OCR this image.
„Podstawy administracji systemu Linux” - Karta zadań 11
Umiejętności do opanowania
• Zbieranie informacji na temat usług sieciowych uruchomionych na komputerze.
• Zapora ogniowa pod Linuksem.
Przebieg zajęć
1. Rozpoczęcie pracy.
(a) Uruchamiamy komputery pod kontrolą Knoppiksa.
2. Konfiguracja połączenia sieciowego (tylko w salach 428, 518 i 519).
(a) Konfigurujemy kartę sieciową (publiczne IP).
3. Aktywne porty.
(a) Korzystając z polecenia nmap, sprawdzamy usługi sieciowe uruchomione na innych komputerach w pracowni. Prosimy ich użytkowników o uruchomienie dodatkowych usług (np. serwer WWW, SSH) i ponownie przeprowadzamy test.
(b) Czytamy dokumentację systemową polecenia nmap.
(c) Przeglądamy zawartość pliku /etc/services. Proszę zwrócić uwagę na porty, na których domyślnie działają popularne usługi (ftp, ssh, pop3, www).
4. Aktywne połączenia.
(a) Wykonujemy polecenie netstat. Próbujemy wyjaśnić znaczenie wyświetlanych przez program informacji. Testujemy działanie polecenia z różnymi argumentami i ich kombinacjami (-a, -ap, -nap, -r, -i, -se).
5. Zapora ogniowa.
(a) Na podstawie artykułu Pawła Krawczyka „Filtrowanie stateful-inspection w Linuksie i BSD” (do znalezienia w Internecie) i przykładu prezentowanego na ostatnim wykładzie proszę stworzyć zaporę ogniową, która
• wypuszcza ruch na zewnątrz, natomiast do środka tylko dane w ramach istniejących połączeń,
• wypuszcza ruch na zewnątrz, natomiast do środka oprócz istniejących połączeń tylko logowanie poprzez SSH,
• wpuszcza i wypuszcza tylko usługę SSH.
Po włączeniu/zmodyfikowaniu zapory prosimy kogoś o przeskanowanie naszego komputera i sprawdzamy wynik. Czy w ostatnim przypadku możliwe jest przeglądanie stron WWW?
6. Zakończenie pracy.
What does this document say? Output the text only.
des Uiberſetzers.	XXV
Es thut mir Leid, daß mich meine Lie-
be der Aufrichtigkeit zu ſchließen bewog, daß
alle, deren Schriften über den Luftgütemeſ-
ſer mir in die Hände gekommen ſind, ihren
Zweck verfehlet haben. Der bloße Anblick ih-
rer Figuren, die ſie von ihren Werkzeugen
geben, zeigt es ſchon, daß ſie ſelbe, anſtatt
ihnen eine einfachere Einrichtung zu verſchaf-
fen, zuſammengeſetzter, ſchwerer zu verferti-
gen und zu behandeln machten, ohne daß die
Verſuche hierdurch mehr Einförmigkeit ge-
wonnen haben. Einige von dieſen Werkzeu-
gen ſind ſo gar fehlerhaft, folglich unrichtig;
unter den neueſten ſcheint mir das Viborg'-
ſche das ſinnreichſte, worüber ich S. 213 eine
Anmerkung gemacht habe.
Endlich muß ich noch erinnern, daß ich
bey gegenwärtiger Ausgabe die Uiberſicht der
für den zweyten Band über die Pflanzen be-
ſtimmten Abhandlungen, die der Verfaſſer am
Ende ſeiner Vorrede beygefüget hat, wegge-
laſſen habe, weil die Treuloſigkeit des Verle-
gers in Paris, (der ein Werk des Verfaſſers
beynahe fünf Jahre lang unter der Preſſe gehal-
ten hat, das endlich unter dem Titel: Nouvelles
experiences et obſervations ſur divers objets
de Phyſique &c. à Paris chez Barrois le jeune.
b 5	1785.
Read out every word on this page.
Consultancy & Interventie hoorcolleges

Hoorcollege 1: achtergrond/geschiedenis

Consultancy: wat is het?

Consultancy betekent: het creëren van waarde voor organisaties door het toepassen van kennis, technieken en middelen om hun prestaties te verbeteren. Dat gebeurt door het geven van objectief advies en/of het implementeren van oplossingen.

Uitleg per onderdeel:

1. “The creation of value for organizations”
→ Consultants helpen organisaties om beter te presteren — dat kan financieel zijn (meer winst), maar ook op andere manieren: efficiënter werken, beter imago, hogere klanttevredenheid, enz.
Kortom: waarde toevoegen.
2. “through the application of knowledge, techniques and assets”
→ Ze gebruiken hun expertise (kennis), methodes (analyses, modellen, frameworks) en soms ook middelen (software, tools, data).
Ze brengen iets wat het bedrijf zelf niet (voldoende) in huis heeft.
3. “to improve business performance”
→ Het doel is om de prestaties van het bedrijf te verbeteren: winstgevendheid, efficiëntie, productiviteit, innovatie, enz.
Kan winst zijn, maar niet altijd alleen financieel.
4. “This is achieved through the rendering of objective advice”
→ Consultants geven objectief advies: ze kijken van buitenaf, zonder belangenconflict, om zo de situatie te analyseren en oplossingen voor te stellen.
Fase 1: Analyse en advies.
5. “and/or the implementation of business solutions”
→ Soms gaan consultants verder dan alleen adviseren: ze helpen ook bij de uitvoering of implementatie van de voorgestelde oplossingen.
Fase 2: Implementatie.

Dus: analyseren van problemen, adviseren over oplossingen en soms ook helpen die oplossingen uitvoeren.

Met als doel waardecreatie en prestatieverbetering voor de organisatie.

Aim of the exercise: Using the records above, copy each line that contains "adviseren".

Result of this task:
→ Soms gaan consultants verder dan alleen adviseren: ze helpen ook bij de uitvoering of implementatie van de voorgestelde oplossingen.
Dus: analyseren van problemen, adviseren over oplossingen en soms ook helpen die oplossingen uitvoeren.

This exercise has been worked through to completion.